WHAT THE TASK ASKS
Repeat each entry word for word. Leave any images out of the copy.
***** MATERIAL FOR THE TASK *****
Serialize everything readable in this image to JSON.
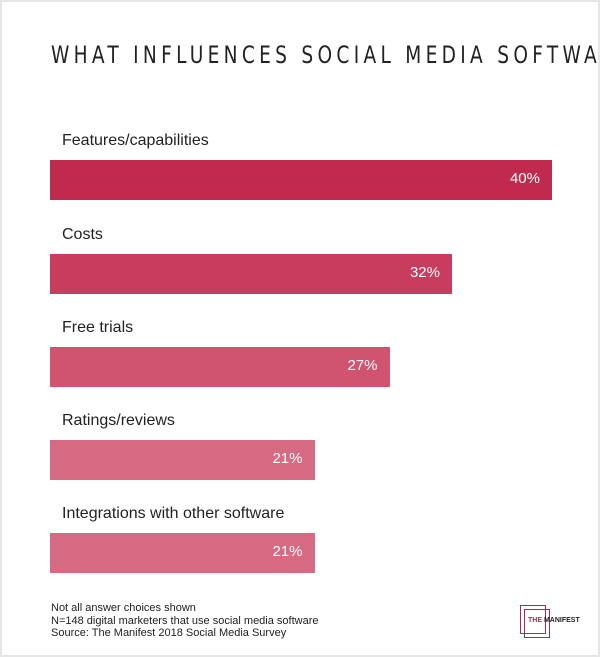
{
  "chart_data": {
    "type": "bar",
    "orientation": "horizontal",
    "title": "WHAT INFLUENCES SOCIAL MEDIA SOFTWARE PUCHASING DECISIONS?",
    "categories": [
      "Features/capabilities",
      "Costs",
      "Free trials",
      "Ratings/reviews",
      "Integrations with other software"
    ],
    "values": [
      40,
      32,
      27,
      21,
      21
    ],
    "value_labels": [
      "40%",
      "32%",
      "27%",
      "21%",
      "21%"
    ],
    "colors": [
      "#c12a4f",
      "#c83c5d",
      "#d05470",
      "#d66a82",
      "#d66a82"
    ],
    "xlim": [
      0,
      40
    ],
    "grid": false
  },
  "notes": [
    "Not all answer choices shown",
    "N=148 digital marketers that use social media software",
    "Source: The Manifest 2018 Social Media Survey"
  ],
  "logo": {
    "text": "THE MANIFEST"
  }
}
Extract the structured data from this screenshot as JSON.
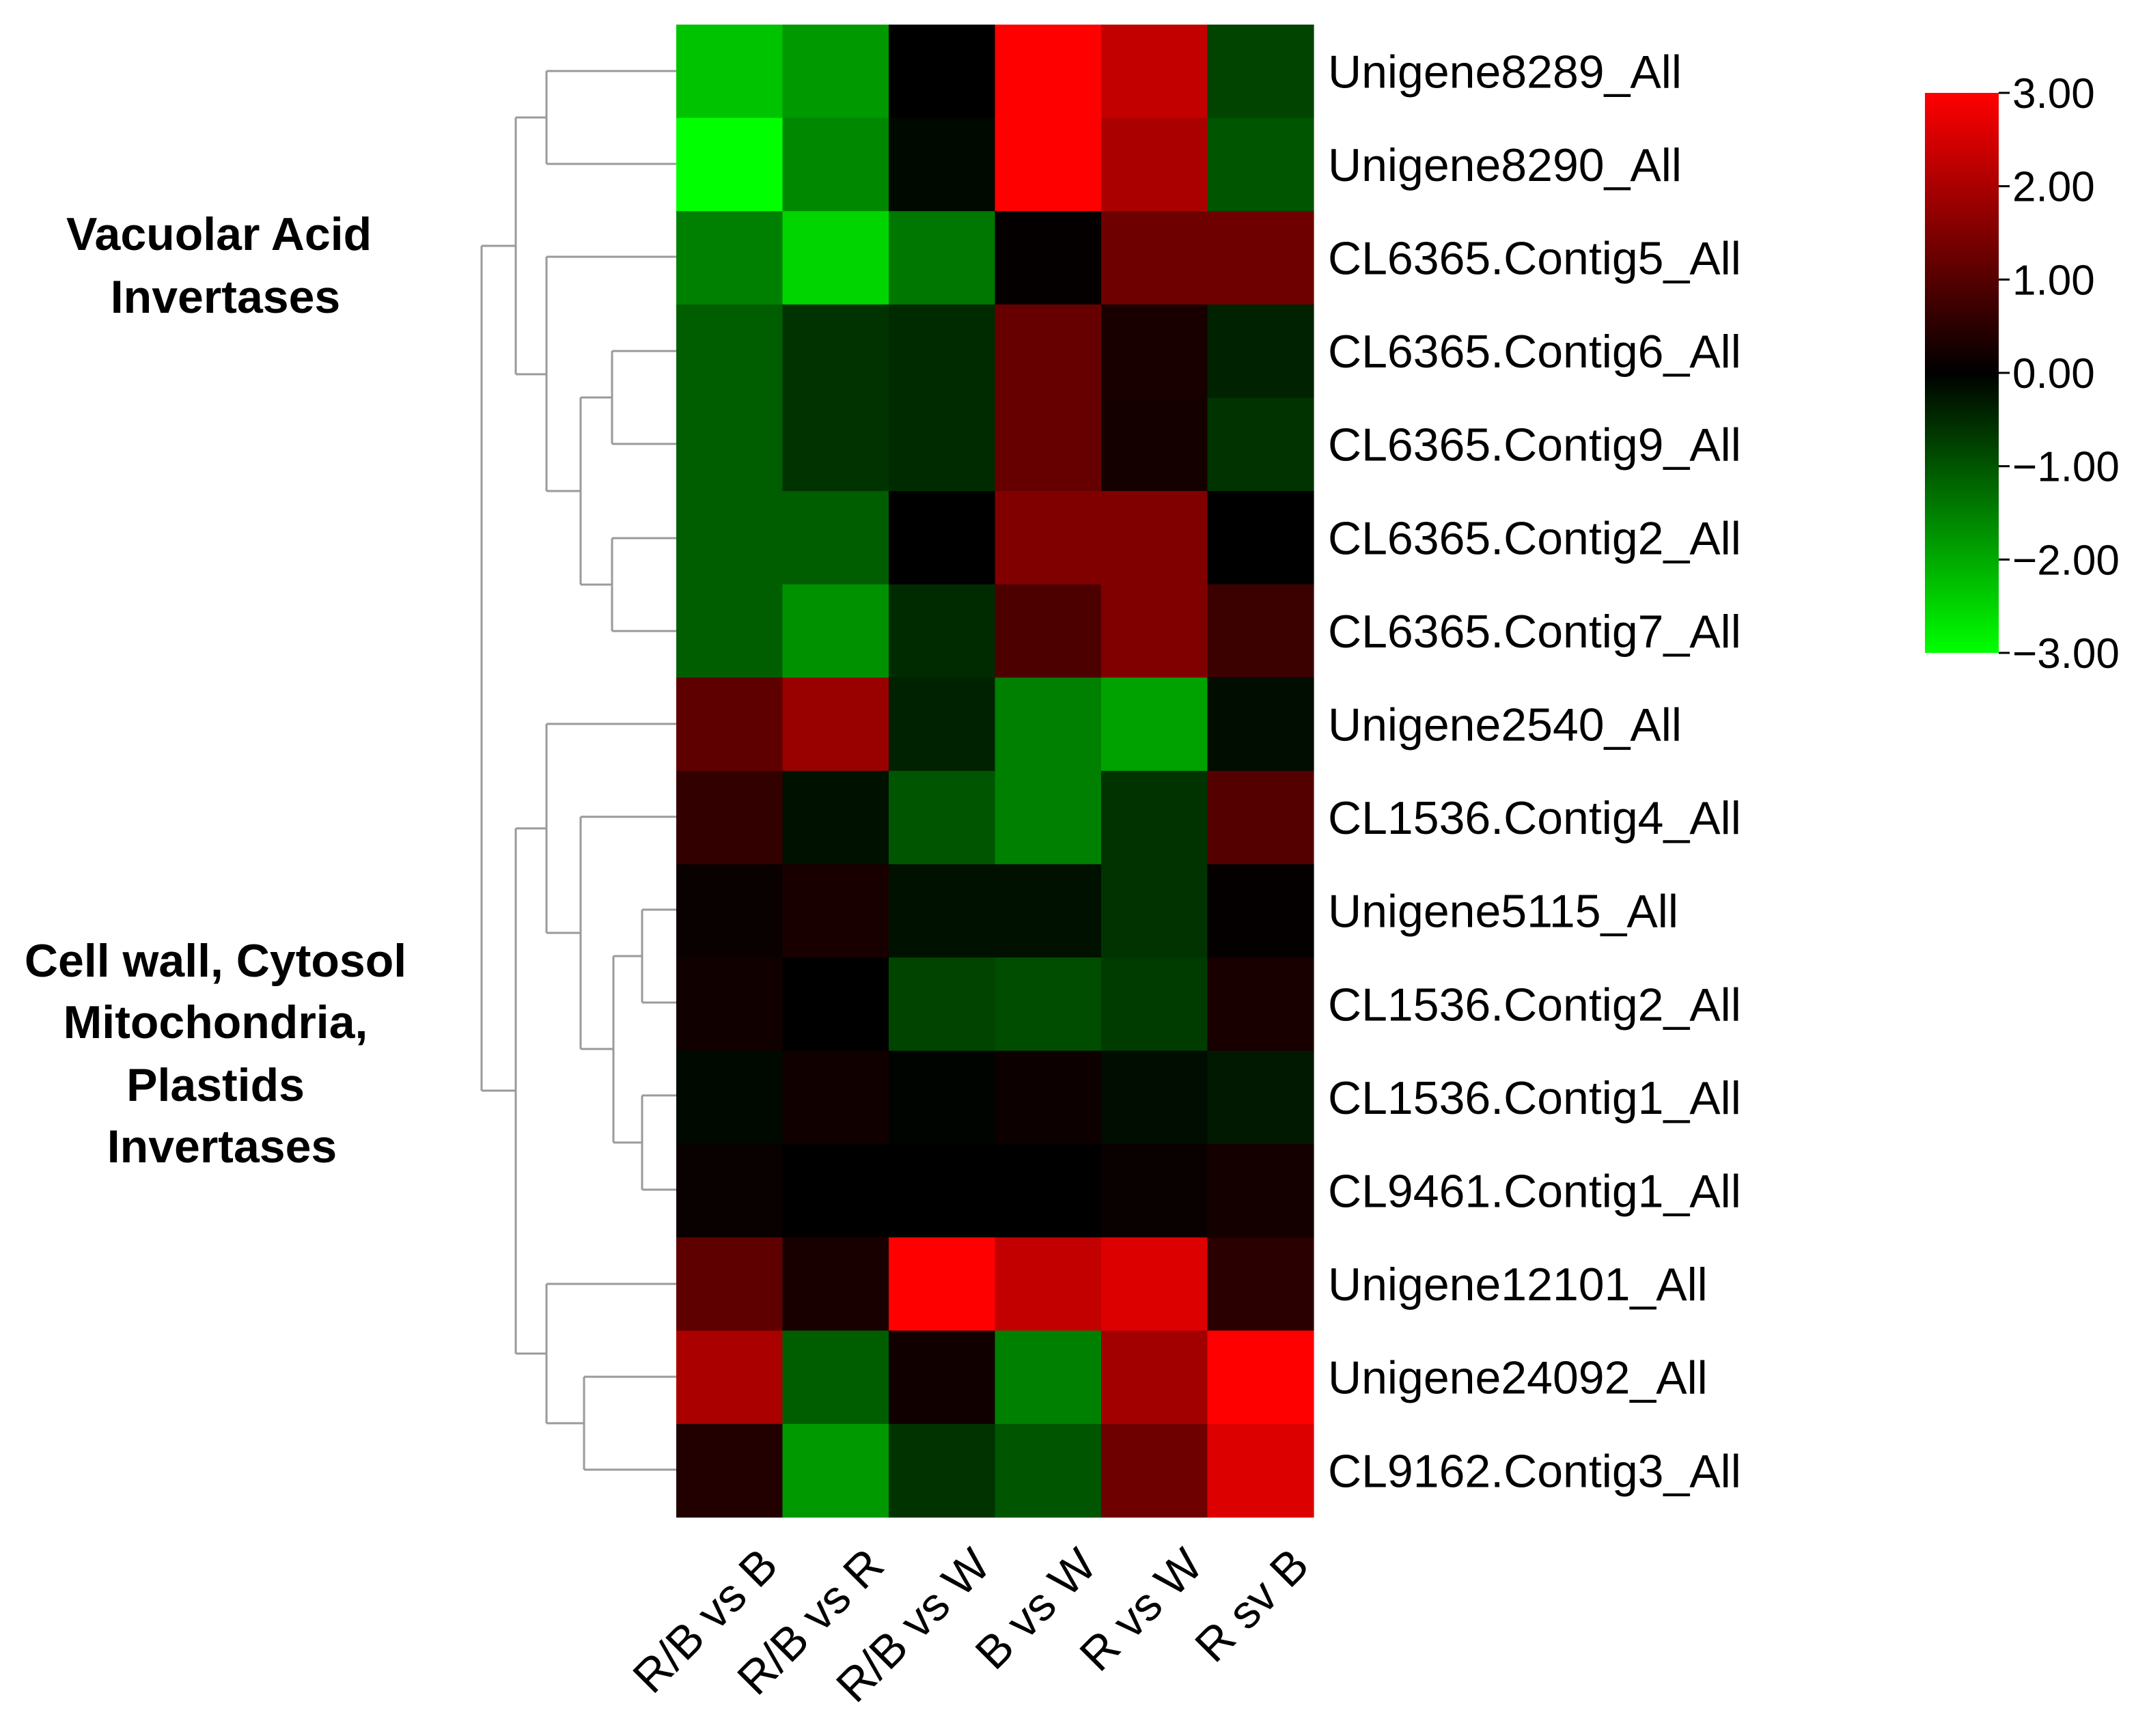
{
  "chart_data": {
    "type": "heatmap",
    "columns": [
      "R/B vs B",
      "R/B vs R",
      "R/B vs W",
      "B vs W",
      "R vs W",
      "R sv B"
    ],
    "rows": [
      "Unigene8289_All",
      "Unigene8290_All",
      "CL6365.Contig5_All",
      "CL6365.Contig6_All",
      "CL6365.Contig9_All",
      "CL6365.Contig2_All",
      "CL6365.Contig7_All",
      "Unigene2540_All",
      "CL1536.Contig4_All",
      "Unigene5115_All",
      "CL1536.Contig2_All",
      "CL1536.Contig1_All",
      "CL9461.Contig1_All",
      "Unigene12101_All",
      "Unigene24092_All",
      "CL9162.Contig3_All"
    ],
    "values": [
      [
        -2.3,
        -1.8,
        0.0,
        3.0,
        2.3,
        -0.8
      ],
      [
        -3.0,
        -1.6,
        -0.1,
        3.0,
        2.0,
        -1.0
      ],
      [
        -1.5,
        -2.5,
        -1.4,
        0.05,
        1.3,
        1.3
      ],
      [
        -1.1,
        -0.6,
        -0.5,
        1.2,
        0.3,
        -0.4
      ],
      [
        -1.1,
        -0.6,
        -0.5,
        1.2,
        0.25,
        -0.6
      ],
      [
        -1.1,
        -1.1,
        0.0,
        1.5,
        1.5,
        0.0
      ],
      [
        -1.1,
        -1.7,
        -0.5,
        0.9,
        1.5,
        0.7
      ],
      [
        1.1,
        1.8,
        -0.4,
        -1.5,
        -1.9,
        -0.15
      ],
      [
        0.6,
        -0.2,
        -1.0,
        -1.5,
        -0.6,
        1.0
      ],
      [
        0.1,
        0.3,
        -0.2,
        -0.2,
        -0.6,
        0.05
      ],
      [
        0.2,
        0.0,
        -0.8,
        -0.9,
        -0.7,
        0.3
      ],
      [
        -0.1,
        0.2,
        -0.05,
        0.15,
        -0.15,
        -0.3
      ],
      [
        0.1,
        0.0,
        0.0,
        0.0,
        0.1,
        0.25
      ],
      [
        1.1,
        0.3,
        3.0,
        2.3,
        2.6,
        0.5
      ],
      [
        2.0,
        -1.1,
        0.2,
        -1.5,
        1.9,
        3.0
      ],
      [
        0.4,
        -1.8,
        -0.6,
        -1.0,
        1.3,
        2.6
      ]
    ],
    "color_scale": {
      "min": -3.0,
      "max": 3.0,
      "low_color": "#00ff00",
      "mid_color": "#000000",
      "high_color": "#ff0000",
      "ticks": [
        "3.00",
        "2.00",
        "1.00",
        "0.00",
        "−1.00",
        "−2.00",
        "−3.00"
      ]
    },
    "row_groups": [
      {
        "label_lines": [
          "Vacuolar Acid",
          "Invertases"
        ],
        "rows": [
          0,
          6
        ]
      },
      {
        "label_lines": [
          "Cell wall, Cytosol",
          "Mitochondria,",
          "Plastids",
          "Invertases"
        ],
        "rows": [
          7,
          15
        ]
      }
    ],
    "dendrogram_branch_order": "rows"
  }
}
*****
COMPLETED TASK
Serialize everything readable in this image to JSON.
{
  "chart_data": {
    "type": "bar",
    "orientation": "horizontal",
    "title": "WHAT INFLUENCES SOCIAL MEDIA SOFTWARE PUCHASING DECISIONS?",
    "categories": [
      "Features/capabilities",
      "Costs",
      "Free trials",
      "Ratings/reviews",
      "Integrations with other software"
    ],
    "values": [
      40,
      32,
      27,
      21,
      21
    ],
    "value_labels": [
      "40%",
      "32%",
      "27%",
      "21%",
      "21%"
    ],
    "colors": [
      "#c12a4f",
      "#c83c5d",
      "#d05470",
      "#d66a82",
      "#d66a82"
    ],
    "xlim": [
      0,
      40
    ],
    "grid": false
  },
  "notes": [
    "Not all answer choices shown",
    "N=148 digital marketers that use social media software",
    "Source: The Manifest 2018 Social Media Survey"
  ],
  "logo": {
    "text": "THE MANIFEST"
  }
}
Extract the structured data from this screenshot as JSON.
{
  "chart_data": {
    "type": "heatmap",
    "columns": [
      "R/B vs B",
      "R/B vs R",
      "R/B vs W",
      "B vs W",
      "R vs W",
      "R sv B"
    ],
    "rows": [
      "Unigene8289_All",
      "Unigene8290_All",
      "CL6365.Contig5_All",
      "CL6365.Contig6_All",
      "CL6365.Contig9_All",
      "CL6365.Contig2_All",
      "CL6365.Contig7_All",
      "Unigene2540_All",
      "CL1536.Contig4_All",
      "Unigene5115_All",
      "CL1536.Contig2_All",
      "CL1536.Contig1_All",
      "CL9461.Contig1_All",
      "Unigene12101_All",
      "Unigene24092_All",
      "CL9162.Contig3_All"
    ],
    "values": [
      [
        -2.3,
        -1.8,
        0.0,
        3.0,
        2.3,
        -0.8
      ],
      [
        -3.0,
        -1.6,
        -0.1,
        3.0,
        2.0,
        -1.0
      ],
      [
        -1.5,
        -2.5,
        -1.4,
        0.05,
        1.3,
        1.3
      ],
      [
        -1.1,
        -0.6,
        -0.5,
        1.2,
        0.3,
        -0.4
      ],
      [
        -1.1,
        -0.6,
        -0.5,
        1.2,
        0.25,
        -0.6
      ],
      [
        -1.1,
        -1.1,
        0.0,
        1.5,
        1.5,
        0.0
      ],
      [
        -1.1,
        -1.7,
        -0.5,
        0.9,
        1.5,
        0.7
      ],
      [
        1.1,
        1.8,
        -0.4,
        -1.5,
        -1.9,
        -0.15
      ],
      [
        0.6,
        -0.2,
        -1.0,
        -1.5,
        -0.6,
        1.0
      ],
      [
        0.1,
        0.3,
        -0.2,
        -0.2,
        -0.6,
        0.05
      ],
      [
        0.2,
        0.0,
        -0.8,
        -0.9,
        -0.7,
        0.3
      ],
      [
        -0.1,
        0.2,
        -0.05,
        0.15,
        -0.15,
        -0.3
      ],
      [
        0.1,
        0.0,
        0.0,
        0.0,
        0.1,
        0.25
      ],
      [
        1.1,
        0.3,
        3.0,
        2.3,
        2.6,
        0.5
      ],
      [
        2.0,
        -1.1,
        0.2,
        -1.5,
        1.9,
        3.0
      ],
      [
        0.4,
        -1.8,
        -0.6,
        -1.0,
        1.3,
        2.6
      ]
    ],
    "color_scale": {
      "min": -3.0,
      "max": 3.0,
      "low_color": "#00ff00",
      "mid_color": "#000000",
      "high_color": "#ff0000",
      "ticks": [
        "3.00",
        "2.00",
        "1.00",
        "0.00",
        "−1.00",
        "−2.00",
        "−3.00"
      ]
    },
    "row_groups": [
      {
        "label_lines": [
          "Vacuolar Acid",
          "Invertases"
        ],
        "rows": [
          0,
          6
        ]
      },
      {
        "label_lines": [
          "Cell wall, Cytosol",
          "Mitochondria,",
          "Plastids",
          "Invertases"
        ],
        "rows": [
          7,
          15
        ]
      }
    ],
    "dendrogram_branch_order": "rows"
  }
}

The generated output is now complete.